--- Begin ---

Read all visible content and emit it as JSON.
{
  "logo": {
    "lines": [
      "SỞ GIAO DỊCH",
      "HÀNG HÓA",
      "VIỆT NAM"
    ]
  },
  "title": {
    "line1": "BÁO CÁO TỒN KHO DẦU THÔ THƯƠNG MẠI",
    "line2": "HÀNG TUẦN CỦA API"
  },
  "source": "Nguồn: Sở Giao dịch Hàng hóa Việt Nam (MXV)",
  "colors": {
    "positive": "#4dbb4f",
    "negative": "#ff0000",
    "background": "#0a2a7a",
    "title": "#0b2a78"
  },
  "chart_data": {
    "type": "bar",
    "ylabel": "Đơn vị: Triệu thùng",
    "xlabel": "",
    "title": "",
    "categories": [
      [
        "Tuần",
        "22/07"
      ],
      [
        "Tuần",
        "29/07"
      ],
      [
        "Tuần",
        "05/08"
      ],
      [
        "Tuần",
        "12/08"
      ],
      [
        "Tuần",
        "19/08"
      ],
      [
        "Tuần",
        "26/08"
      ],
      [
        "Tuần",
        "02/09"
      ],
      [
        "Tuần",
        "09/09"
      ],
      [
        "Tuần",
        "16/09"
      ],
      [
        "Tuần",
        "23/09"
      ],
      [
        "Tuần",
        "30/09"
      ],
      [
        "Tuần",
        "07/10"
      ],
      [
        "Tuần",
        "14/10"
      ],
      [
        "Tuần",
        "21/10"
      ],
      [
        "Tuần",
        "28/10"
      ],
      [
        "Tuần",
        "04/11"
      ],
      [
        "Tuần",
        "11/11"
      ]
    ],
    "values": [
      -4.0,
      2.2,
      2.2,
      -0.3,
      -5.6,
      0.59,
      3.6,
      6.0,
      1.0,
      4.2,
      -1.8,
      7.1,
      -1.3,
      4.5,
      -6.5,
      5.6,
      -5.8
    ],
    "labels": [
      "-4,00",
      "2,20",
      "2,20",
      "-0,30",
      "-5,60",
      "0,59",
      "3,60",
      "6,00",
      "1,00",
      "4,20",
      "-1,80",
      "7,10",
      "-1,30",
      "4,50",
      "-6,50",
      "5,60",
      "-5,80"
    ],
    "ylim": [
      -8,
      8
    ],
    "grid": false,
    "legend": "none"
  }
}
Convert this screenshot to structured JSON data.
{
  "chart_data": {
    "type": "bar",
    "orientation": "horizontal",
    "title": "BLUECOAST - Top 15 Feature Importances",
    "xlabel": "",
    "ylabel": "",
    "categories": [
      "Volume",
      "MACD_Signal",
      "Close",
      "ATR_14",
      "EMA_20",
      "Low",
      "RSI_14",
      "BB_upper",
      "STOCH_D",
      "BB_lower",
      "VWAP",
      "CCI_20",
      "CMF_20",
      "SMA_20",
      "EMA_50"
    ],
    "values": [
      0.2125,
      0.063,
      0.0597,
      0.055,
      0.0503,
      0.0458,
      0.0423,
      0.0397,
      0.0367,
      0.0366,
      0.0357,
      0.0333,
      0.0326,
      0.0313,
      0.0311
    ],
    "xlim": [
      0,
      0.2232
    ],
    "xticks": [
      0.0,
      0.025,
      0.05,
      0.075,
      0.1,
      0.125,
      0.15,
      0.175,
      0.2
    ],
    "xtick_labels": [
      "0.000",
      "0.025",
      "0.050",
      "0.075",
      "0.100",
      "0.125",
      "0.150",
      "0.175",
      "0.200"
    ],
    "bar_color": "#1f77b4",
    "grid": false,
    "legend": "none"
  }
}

--- End ---

▶ Exercise task
Retype all the material above precisely, with no line left out.

▶ Exercise solution
Read all visible content and emit it as JSON.
{
  "logo": {
    "lines": [
      "SỞ GIAO DỊCH",
      "HÀNG HÓA",
      "VIỆT NAM"
    ]
  },
  "title": {
    "line1": "BÁO CÁO TỒN KHO DẦU THÔ THƯƠNG MẠI",
    "line2": "HÀNG TUẦN CỦA API"
  },
  "source": "Nguồn: Sở Giao dịch Hàng hóa Việt Nam (MXV)",
  "colors": {
    "positive": "#4dbb4f",
    "negative": "#ff0000",
    "background": "#0a2a7a",
    "title": "#0b2a78"
  },
  "chart_data": {
    "type": "bar",
    "ylabel": "Đơn vị: Triệu thùng",
    "xlabel": "",
    "title": "",
    "categories": [
      [
        "Tuần",
        "22/07"
      ],
      [
        "Tuần",
        "29/07"
      ],
      [
        "Tuần",
        "05/08"
      ],
      [
        "Tuần",
        "12/08"
      ],
      [
        "Tuần",
        "19/08"
      ],
      [
        "Tuần",
        "26/08"
      ],
      [
        "Tuần",
        "02/09"
      ],
      [
        "Tuần",
        "09/09"
      ],
      [
        "Tuần",
        "16/09"
      ],
      [
        "Tuần",
        "23/09"
      ],
      [
        "Tuần",
        "30/09"
      ],
      [
        "Tuần",
        "07/10"
      ],
      [
        "Tuần",
        "14/10"
      ],
      [
        "Tuần",
        "21/10"
      ],
      [
        "Tuần",
        "28/10"
      ],
      [
        "Tuần",
        "04/11"
      ],
      [
        "Tuần",
        "11/11"
      ]
    ],
    "values": [
      -4.0,
      2.2,
      2.2,
      -0.3,
      -5.6,
      0.59,
      3.6,
      6.0,
      1.0,
      4.2,
      -1.8,
      7.1,
      -1.3,
      4.5,
      -6.5,
      5.6,
      -5.8
    ],
    "labels": [
      "-4,00",
      "2,20",
      "2,20",
      "-0,30",
      "-5,60",
      "0,59",
      "3,60",
      "6,00",
      "1,00",
      "4,20",
      "-1,80",
      "7,10",
      "-1,30",
      "4,50",
      "-6,50",
      "5,60",
      "-5,80"
    ],
    "ylim": [
      -8,
      8
    ],
    "grid": false,
    "legend": "none"
  }
}
Convert this screenshot to structured JSON data.
{
  "chart_data": {
    "type": "bar",
    "orientation": "horizontal",
    "title": "BLUECOAST - Top 15 Feature Importances",
    "xlabel": "",
    "ylabel": "",
    "categories": [
      "Volume",
      "MACD_Signal",
      "Close",
      "ATR_14",
      "EMA_20",
      "Low",
      "RSI_14",
      "BB_upper",
      "STOCH_D",
      "BB_lower",
      "VWAP",
      "CCI_20",
      "CMF_20",
      "SMA_20",
      "EMA_50"
    ],
    "values": [
      0.2125,
      0.063,
      0.0597,
      0.055,
      0.0503,
      0.0458,
      0.0423,
      0.0397,
      0.0367,
      0.0366,
      0.0357,
      0.0333,
      0.0326,
      0.0313,
      0.0311
    ],
    "xlim": [
      0,
      0.2232
    ],
    "xticks": [
      0.0,
      0.025,
      0.05,
      0.075,
      0.1,
      0.125,
      0.15,
      0.175,
      0.2
    ],
    "xtick_labels": [
      "0.000",
      "0.025",
      "0.050",
      "0.075",
      "0.100",
      "0.125",
      "0.150",
      "0.175",
      "0.200"
    ],
    "bar_color": "#1f77b4",
    "grid": false,
    "legend": "none"
  }
}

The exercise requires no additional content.